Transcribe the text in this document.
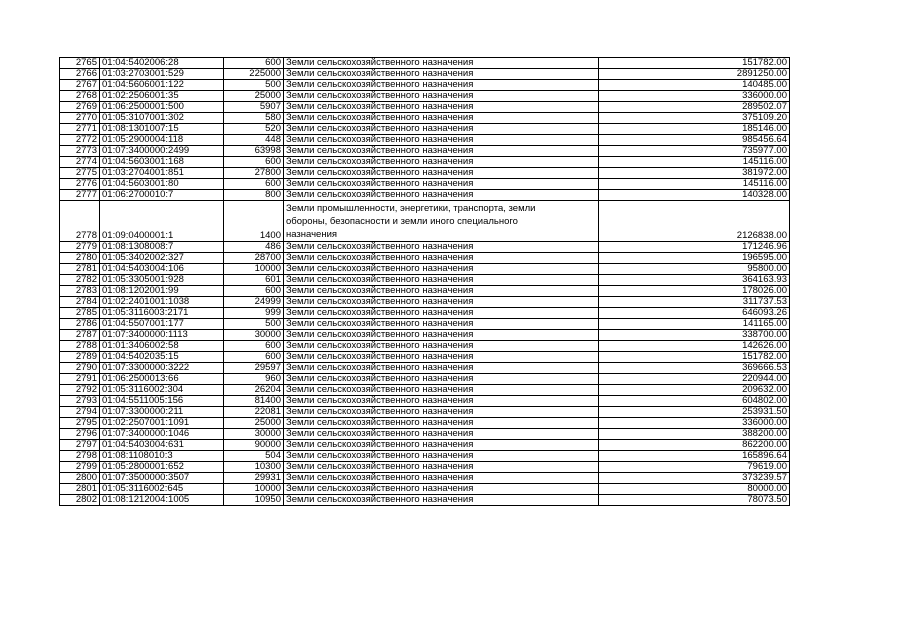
2765	01:04:5402006:28	600	Земли сельскохозяйственного назначения	151782.00
2766	01:03:2703001:529	225000	Земли сельскохозяйственного назначения	2891250.00
2767	01:04:5606001:122	500	Земли сельскохозяйственного назначения	140485.00
2768	01:02:2506001:35	25000	Земли сельскохозяйственного назначения	336000.00
2769	01:06:2500001:500	5907	Земли сельскохозяйственного назначения	289502.07
2770	01:05:3107001:302	580	Земли сельскохозяйственного назначения	375109.20
2771	01:08:1301007:15	520	Земли сельскохозяйственного назначения	185146.00
2772	01:05:2900004:118	448	Земли сельскохозяйственного назначения	985456.64
2773	01:07:3400000:2499	63998	Земли сельскохозяйственного назначения	735977.00
2774	01:04:5603001:168	600	Земли сельскохозяйственного назначения	145116.00
2775	01:03:2704001:851	27800	Земли сельскохозяйственного назначения	381972.00
2776	01:04:5603001:80	600	Земли сельскохозяйственного назначения	145116.00
2777	01:06:2700010:7	800	Земли сельскохозяйственного назначения	140328.00
2778	01:09:0400001:1	1400	Земли промышленности, энергетики, транспорта, земли
обороны, безопасности и земли иного специального
назначения	2126838.00
2779	01:08:1308008:7	486	Земли сельскохозяйственного назначения	171246.96
2780	01:05:3402002:327	28700	Земли сельскохозяйственного назначения	196595.00
2781	01:04:5403004:106	10000	Земли сельскохозяйственного назначения	95800.00
2782	01:05:3305001:928	601	Земли сельскохозяйственного назначения	364163.93
2783	01:08:1202001:99	600	Земли сельскохозяйственного назначения	178026.00
2784	01:02:2401001:1038	24999	Земли сельскохозяйственного назначения	311737.53
2785	01:05:3116003:2171	999	Земли сельскохозяйственного назначения	646093.26
2786	01:04:5507001:177	500	Земли сельскохозяйственного назначения	141165.00
2787	01:07:3400000:1113	30000	Земли сельскохозяйственного назначения	338700.00
2788	01:01:3406002:58	600	Земли сельскохозяйственного назначения	142626.00
2789	01:04:5402035:15	600	Земли сельскохозяйственного назначения	151782.00
2790	01:07:3300000:3222	29597	Земли сельскохозяйственного назначения	369666.53
2791	01:06:2500013:66	960	Земли сельскохозяйственного назначения	220944.00
2792	01:05:3116002:304	26204	Земли сельскохозяйственного назначения	209632.00
2793	01:04:5511005:156	81400	Земли сельскохозяйственного назначения	604802.00
2794	01:07:3300000:211	22081	Земли сельскохозяйственного назначения	253931.50
2795	01:02:2507001:1091	25000	Земли сельскохозяйственного назначения	336000.00
2796	01:07:3400000:1046	30000	Земли сельскохозяйственного назначения	388200.00
2797	01:04:5403004:631	90000	Земли сельскохозяйственного назначения	862200.00
2798	01:08:1108010:3	504	Земли сельскохозяйственного назначения	165896.64
2799	01:05:2800001:652	10300	Земли сельскохозяйственного назначения	79619.00
2800	01:07:3500000:3507	29931	Земли сельскохозяйственного назначения	373239.57
2801	01:05:3116002:645	10000	Земли сельскохозяйственного назначения	80000.00
2802	01:08:1212004:1005	10950	Земли сельскохозяйственного назначения	78073.50
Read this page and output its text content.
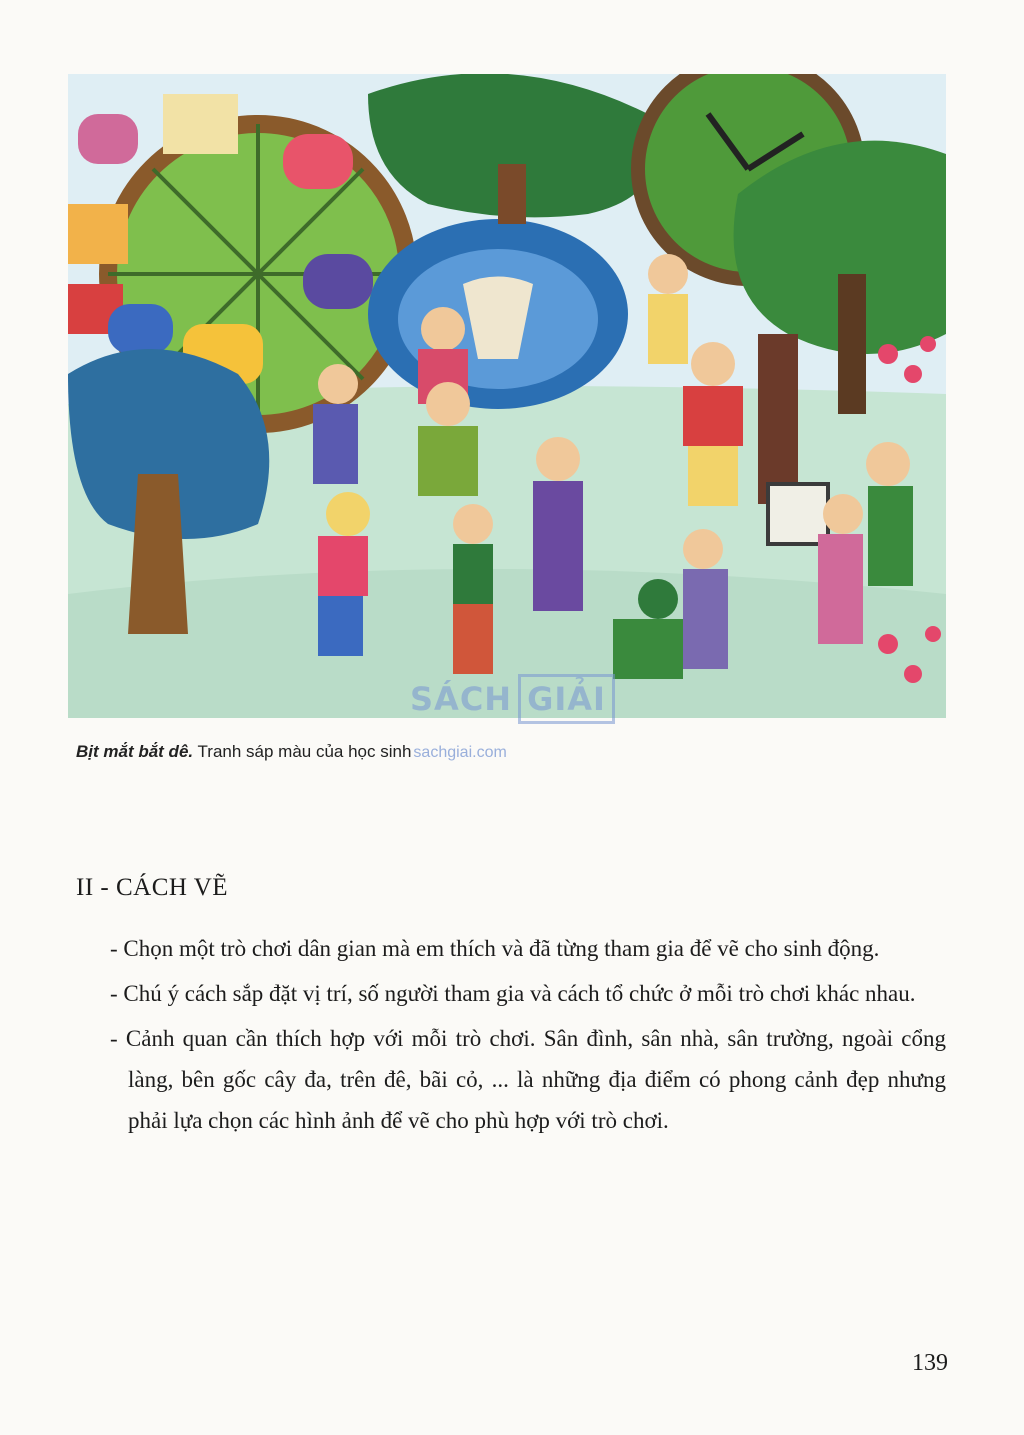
SÁCH GIẢI
Bịt mắt bắt dê. Tranh sáp màu của học sinh sachgiai.com
II - CÁCH VẼ

- Chọn một trò chơi dân gian mà em thích và đã từng tham gia để vẽ cho sinh động.

- Chú ý cách sắp đặt vị trí, số người tham gia và cách tổ chức ở mỗi trò chơi khác nhau.

- Cảnh quan cần thích hợp với mỗi trò chơi. Sân đình, sân nhà, sân trường, ngoài cổng làng, bên gốc cây đa, trên đê, bãi cỏ, ... là những địa điểm có phong cảnh đẹp nhưng phải lựa chọn các hình ảnh để vẽ cho phù hợp với trò chơi.

139
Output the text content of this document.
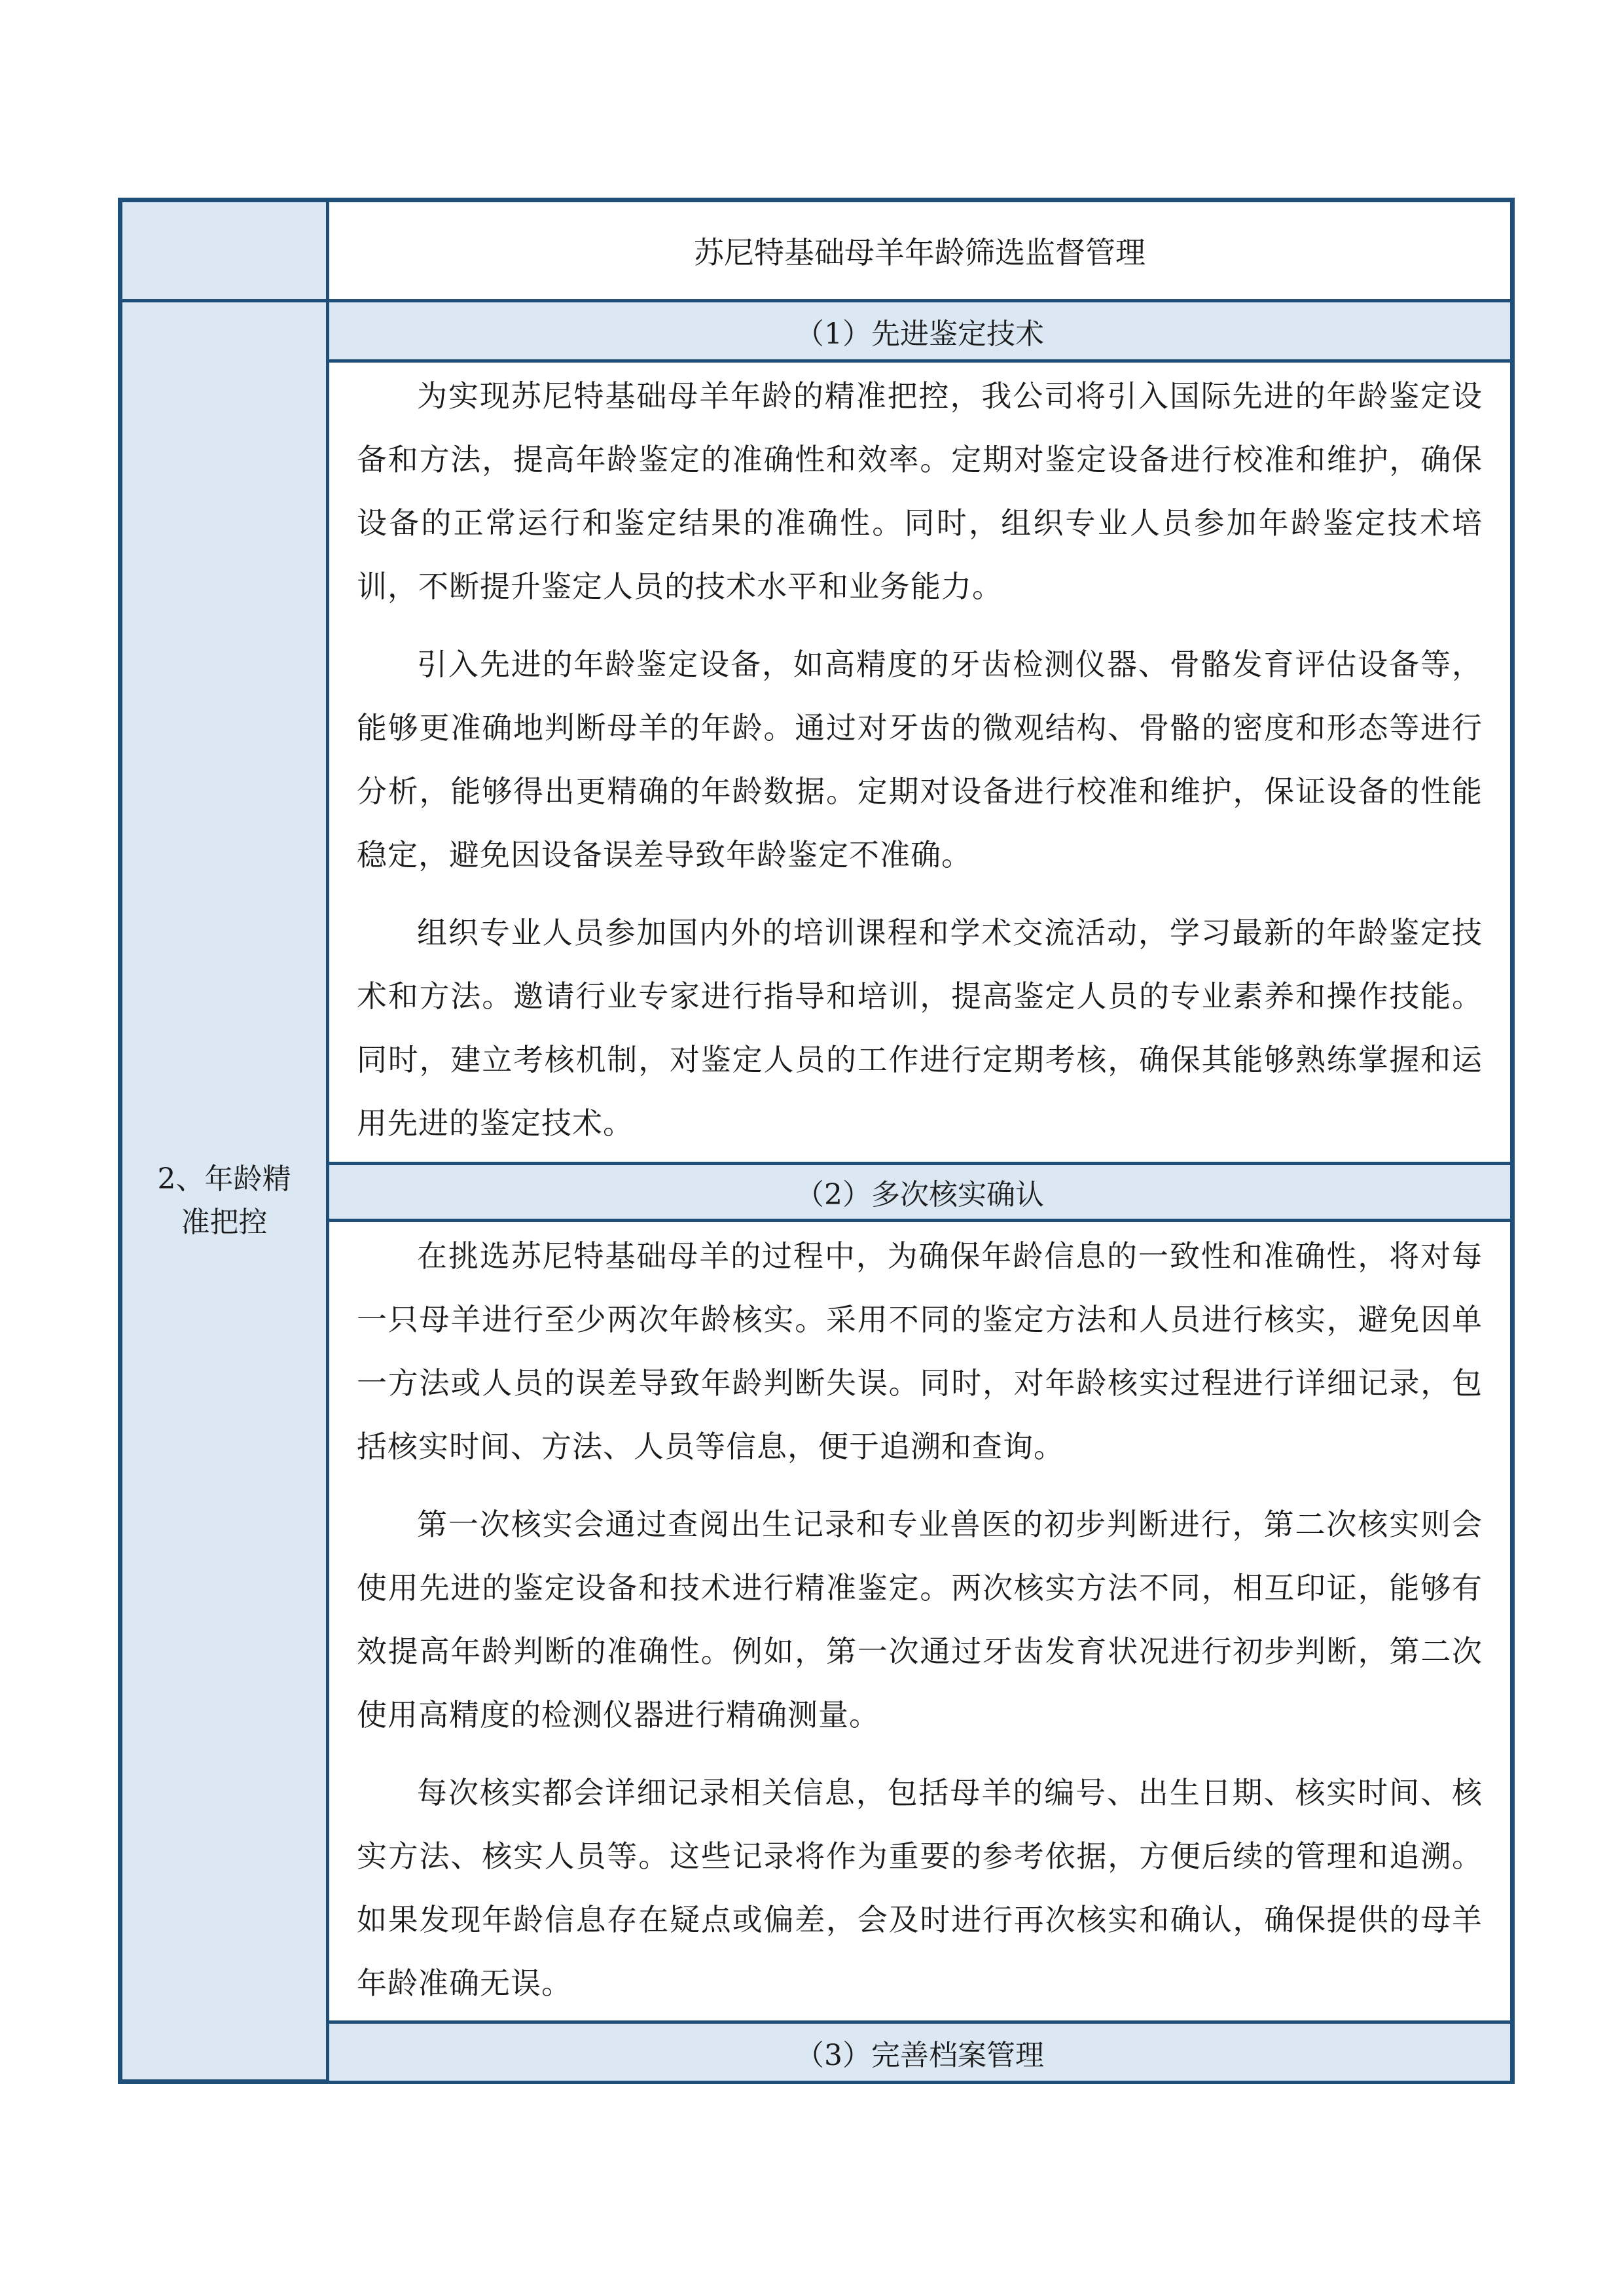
2、年龄精
准把控
苏尼特基础母羊年龄筛选监督管理
（1）先进鉴定技术

为实现苏尼特基础母羊年龄的精准把控，我公司将引入国际先进的年龄鉴定设备和方法，提高年龄鉴定的准确性和效率。定期对鉴定设备进行校准和维护，确保设备的正常运行和鉴定结果的准确性。同时，组织专业人员参加年龄鉴定技术培训，不断提升鉴定人员的技术水平和业务能力。

引入先进的年龄鉴定设备，如高精度的牙齿检测仪器、骨骼发育评估设备等，能够更准确地判断母羊的年龄。通过对牙齿的微观结构、骨骼的密度和形态等进行分析，能够得出更精确的年龄数据。定期对设备进行校准和维护，保证设备的性能稳定，避免因设备误差导致年龄鉴定不准确。

组织专业人员参加国内外的培训课程和学术交流活动，学习最新的年龄鉴定技术和方法。邀请行业专家进行指导和培训，提高鉴定人员的专业素养和操作技能。同时，建立考核机制，对鉴定人员的工作进行定期考核，确保其能够熟练掌握和运用先进的鉴定技术。

（2）多次核实确认

在挑选苏尼特基础母羊的过程中，为确保年龄信息的一致性和准确性，将对每一只母羊进行至少两次年龄核实。采用不同的鉴定方法和人员进行核实，避免因单一方法或人员的误差导致年龄判断失误。同时，对年龄核实过程进行详细记录，包括核实时间、方法、人员等信息，便于追溯和查询。

第一次核实会通过查阅出生记录和专业兽医的初步判断进行，第二次核实则会使用先进的鉴定设备和技术进行精准鉴定。两次核实方法不同，相互印证，能够有效提高年龄判断的准确性。例如，第一次通过牙齿发育状况进行初步判断，第二次使用高精度的检测仪器进行精确测量。

每次核实都会详细记录相关信息，包括母羊的编号、出生日期、核实时间、核实方法、核实人员等。这些记录将作为重要的参考依据，方便后续的管理和追溯。如果发现年龄信息存在疑点或偏差，会及时进行再次核实和确认，确保提供的母羊年龄准确无误。

（3）完善档案管理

Exercise objective :: Omit the pictures and restate the rest of the records verbatim.

Expected answer ::
Transcribe the text in this document.
2765	01:04:5402006:28	600	Земли сельскохозяйственного назначения	151782.00
2766	01:03:2703001:529	225000	Земли сельскохозяйственного назначения	2891250.00
2767	01:04:5606001:122	500	Земли сельскохозяйственного назначения	140485.00
2768	01:02:2506001:35	25000	Земли сельскохозяйственного назначения	336000.00
2769	01:06:2500001:500	5907	Земли сельскохозяйственного назначения	289502.07
2770	01:05:3107001:302	580	Земли сельскохозяйственного назначения	375109.20
2771	01:08:1301007:15	520	Земли сельскохозяйственного назначения	185146.00
2772	01:05:2900004:118	448	Земли сельскохозяйственного назначения	985456.64
2773	01:07:3400000:2499	63998	Земли сельскохозяйственного назначения	735977.00
2774	01:04:5603001:168	600	Земли сельскохозяйственного назначения	145116.00
2775	01:03:2704001:851	27800	Земли сельскохозяйственного назначения	381972.00
2776	01:04:5603001:80	600	Земли сельскохозяйственного назначения	145116.00
2777	01:06:2700010:7	800	Земли сельскохозяйственного назначения	140328.00
2778	01:09:0400001:1	1400	Земли промышленности, энергетики, транспорта, земли
обороны, безопасности и земли иного специального
назначения	2126838.00
2779	01:08:1308008:7	486	Земли сельскохозяйственного назначения	171246.96
2780	01:05:3402002:327	28700	Земли сельскохозяйственного назначения	196595.00
2781	01:04:5403004:106	10000	Земли сельскохозяйственного назначения	95800.00
2782	01:05:3305001:928	601	Земли сельскохозяйственного назначения	364163.93
2783	01:08:1202001:99	600	Земли сельскохозяйственного назначения	178026.00
2784	01:02:2401001:1038	24999	Земли сельскохозяйственного назначения	311737.53
2785	01:05:3116003:2171	999	Земли сельскохозяйственного назначения	646093.26
2786	01:04:5507001:177	500	Земли сельскохозяйственного назначения	141165.00
2787	01:07:3400000:1113	30000	Земли сельскохозяйственного назначения	338700.00
2788	01:01:3406002:58	600	Земли сельскохозяйственного назначения	142626.00
2789	01:04:5402035:15	600	Земли сельскохозяйственного назначения	151782.00
2790	01:07:3300000:3222	29597	Земли сельскохозяйственного назначения	369666.53
2791	01:06:2500013:66	960	Земли сельскохозяйственного назначения	220944.00
2792	01:05:3116002:304	26204	Земли сельскохозяйственного назначения	209632.00
2793	01:04:5511005:156	81400	Земли сельскохозяйственного назначения	604802.00
2794	01:07:3300000:211	22081	Земли сельскохозяйственного назначения	253931.50
2795	01:02:2507001:1091	25000	Земли сельскохозяйственного назначения	336000.00
2796	01:07:3400000:1046	30000	Земли сельскохозяйственного назначения	388200.00
2797	01:04:5403004:631	90000	Земли сельскохозяйственного назначения	862200.00
2798	01:08:1108010:3	504	Земли сельскохозяйственного назначения	165896.64
2799	01:05:2800001:652	10300	Земли сельскохозяйственного назначения	79619.00
2800	01:07:3500000:3507	29931	Земли сельскохозяйственного назначения	373239.57
2801	01:05:3116002:645	10000	Земли сельскохозяйственного назначения	80000.00
2802	01:08:1212004:1005	10950	Земли сельскохозяйственного назначения	78073.50
Read this page and output its text content.
SÁCH GIẢI
Bịt mắt bắt dê. Tranh sáp màu của học sinh sachgiai.com
II - CÁCH VẼ

- Chọn một trò chơi dân gian mà em thích và đã từng tham gia để vẽ cho sinh động.

- Chú ý cách sắp đặt vị trí, số người tham gia và cách tổ chức ở mỗi trò chơi khác nhau.

- Cảnh quan cần thích hợp với mỗi trò chơi. Sân đình, sân nhà, sân trường, ngoài cổng làng, bên gốc cây đa, trên đê, bãi cỏ, ... là những địa điểm có phong cảnh đẹp nhưng phải lựa chọn các hình ảnh để vẽ cho phù hợp với trò chơi.

139
Output the text content of this document.
2、年龄精
准把控
苏尼特基础母羊年龄筛选监督管理
（1）先进鉴定技术

为实现苏尼特基础母羊年龄的精准把控，我公司将引入国际先进的年龄鉴定设备和方法，提高年龄鉴定的准确性和效率。定期对鉴定设备进行校准和维护，确保设备的正常运行和鉴定结果的准确性。同时，组织专业人员参加年龄鉴定技术培训，不断提升鉴定人员的技术水平和业务能力。

引入先进的年龄鉴定设备，如高精度的牙齿检测仪器、骨骼发育评估设备等，能够更准确地判断母羊的年龄。通过对牙齿的微观结构、骨骼的密度和形态等进行分析，能够得出更精确的年龄数据。定期对设备进行校准和维护，保证设备的性能稳定，避免因设备误差导致年龄鉴定不准确。

组织专业人员参加国内外的培训课程和学术交流活动，学习最新的年龄鉴定技术和方法。邀请行业专家进行指导和培训，提高鉴定人员的专业素养和操作技能。同时，建立考核机制，对鉴定人员的工作进行定期考核，确保其能够熟练掌握和运用先进的鉴定技术。

（2）多次核实确认

在挑选苏尼特基础母羊的过程中，为确保年龄信息的一致性和准确性，将对每一只母羊进行至少两次年龄核实。采用不同的鉴定方法和人员进行核实，避免因单一方法或人员的误差导致年龄判断失误。同时，对年龄核实过程进行详细记录，包括核实时间、方法、人员等信息，便于追溯和查询。

第一次核实会通过查阅出生记录和专业兽医的初步判断进行，第二次核实则会使用先进的鉴定设备和技术进行精准鉴定。两次核实方法不同，相互印证，能够有效提高年龄判断的准确性。例如，第一次通过牙齿发育状况进行初步判断，第二次使用高精度的检测仪器进行精确测量。

每次核实都会详细记录相关信息，包括母羊的编号、出生日期、核实时间、核实方法、核实人员等。这些记录将作为重要的参考依据，方便后续的管理和追溯。如果发现年龄信息存在疑点或偏差，会及时进行再次核实和确认，确保提供的母羊年龄准确无误。

（3）完善档案管理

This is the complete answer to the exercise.